— Start Source data —

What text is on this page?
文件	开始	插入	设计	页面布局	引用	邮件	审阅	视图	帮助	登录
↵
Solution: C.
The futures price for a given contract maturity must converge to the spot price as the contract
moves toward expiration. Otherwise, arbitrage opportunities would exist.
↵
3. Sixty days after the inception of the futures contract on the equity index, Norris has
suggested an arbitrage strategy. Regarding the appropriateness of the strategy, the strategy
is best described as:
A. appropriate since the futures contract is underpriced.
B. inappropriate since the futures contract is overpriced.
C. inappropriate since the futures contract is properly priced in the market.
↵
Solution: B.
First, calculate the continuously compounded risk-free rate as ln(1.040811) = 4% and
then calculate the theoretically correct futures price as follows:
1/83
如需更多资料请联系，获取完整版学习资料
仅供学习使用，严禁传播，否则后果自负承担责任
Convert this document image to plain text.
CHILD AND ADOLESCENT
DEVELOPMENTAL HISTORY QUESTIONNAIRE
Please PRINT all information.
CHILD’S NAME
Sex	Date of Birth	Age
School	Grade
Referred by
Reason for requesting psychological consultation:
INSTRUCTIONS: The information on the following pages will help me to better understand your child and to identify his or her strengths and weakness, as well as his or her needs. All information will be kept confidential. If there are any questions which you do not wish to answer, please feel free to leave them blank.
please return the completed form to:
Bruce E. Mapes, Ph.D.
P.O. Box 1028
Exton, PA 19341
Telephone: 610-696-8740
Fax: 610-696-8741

— End Source data —

◆ Description of the task ◆
All lines from the one that contains "Convert this document image to plain text." through the end of the material are to be quoted exactly, with both ends included.

◆ Task solution ◆
Convert this document image to plain text.
CHILD AND ADOLESCENT
DEVELOPMENTAL HISTORY QUESTIONNAIRE
Please PRINT all information.
CHILD’S NAME
Sex	Date of Birth	Age
School	Grade
Referred by
Reason for requesting psychological consultation:
INSTRUCTIONS: The information on the following pages will help me to better understand your child and to identify his or her strengths and weakness, as well as his or her needs. All information will be kept confidential. If there are any questions which you do not wish to answer, please feel free to leave them blank.
please return the completed form to:
Bruce E. Mapes, Ph.D.
P.O. Box 1028
Exton, PA 19341
Telephone: 610-696-8740
Fax: 610-696-8741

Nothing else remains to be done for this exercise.